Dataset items
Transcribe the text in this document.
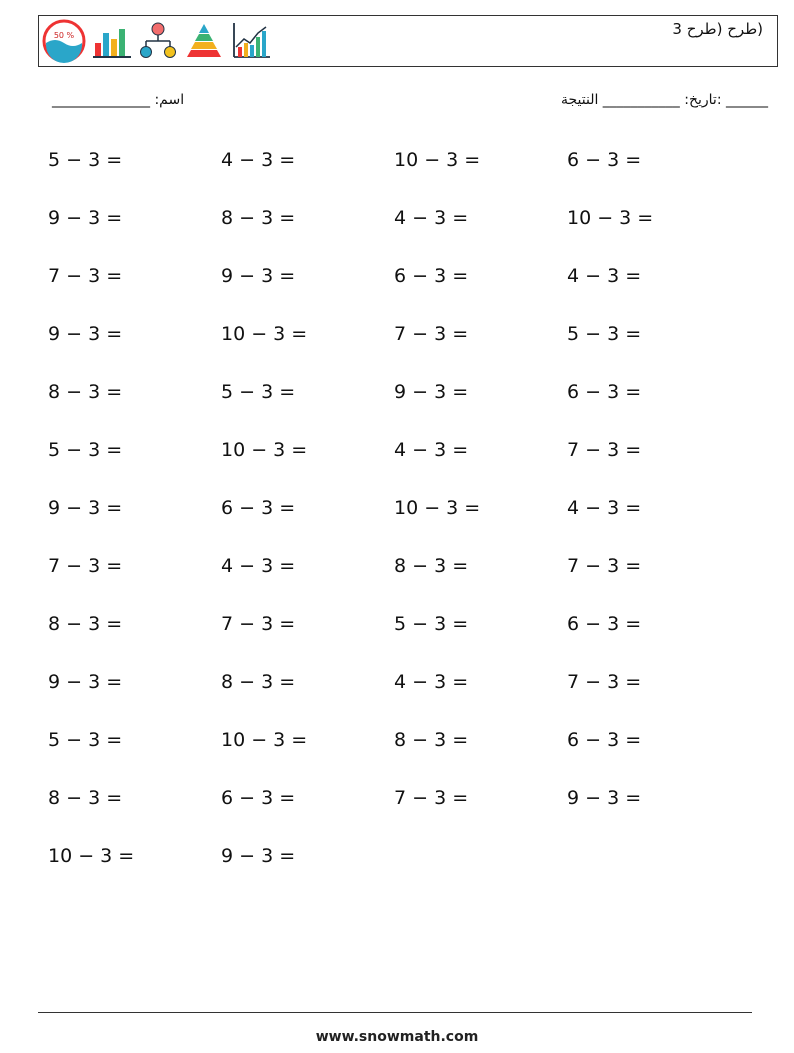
50 %	(طرح (طرح 3
______________ :اسم	______ :تاريخ: ___________ النتيجة
5 − 3 =	4 − 3 =	10 − 3 =	6 − 3 =
9 − 3 =	8 − 3 =	4 − 3 =	10 − 3 =
7 − 3 =	9 − 3 =	6 − 3 =	4 − 3 =
9 − 3 =	10 − 3 =	7 − 3 =	5 − 3 =
8 − 3 =	5 − 3 =	9 − 3 =	6 − 3 =
5 − 3 =	10 − 3 =	4 − 3 =	7 − 3 =
9 − 3 =	6 − 3 =	10 − 3 =	4 − 3 =
7 − 3 =	4 − 3 =	8 − 3 =	7 − 3 =
8 − 3 =	7 − 3 =	5 − 3 =	6 − 3 =
9 − 3 =	8 − 3 =	4 − 3 =	7 − 3 =
5 − 3 =	10 − 3 =	8 − 3 =	6 − 3 =
8 − 3 =	6 − 3 =	7 − 3 =	9 − 3 =
10 − 3 =	9 − 3 =
www.snowmath.com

- [What is being asked]
Every line above should be returned word for word, with the pictures left behind.

- [Task answer]
Transcribe the text in this document.
50 %	(طرح (طرح 3
______________ :اسم	______ :تاريخ: ___________ النتيجة
5 − 3 =	4 − 3 =	10 − 3 =	6 − 3 =
9 − 3 =	8 − 3 =	4 − 3 =	10 − 3 =
7 − 3 =	9 − 3 =	6 − 3 =	4 − 3 =
9 − 3 =	10 − 3 =	7 − 3 =	5 − 3 =
8 − 3 =	5 − 3 =	9 − 3 =	6 − 3 =
5 − 3 =	10 − 3 =	4 − 3 =	7 − 3 =
9 − 3 =	6 − 3 =	10 − 3 =	4 − 3 =
7 − 3 =	4 − 3 =	8 − 3 =	7 − 3 =
8 − 3 =	7 − 3 =	5 − 3 =	6 − 3 =
9 − 3 =	8 − 3 =	4 − 3 =	7 − 3 =
5 − 3 =	10 − 3 =	8 − 3 =	6 − 3 =
8 − 3 =	6 − 3 =	7 − 3 =	9 − 3 =
10 − 3 =	9 − 3 =
www.snowmath.com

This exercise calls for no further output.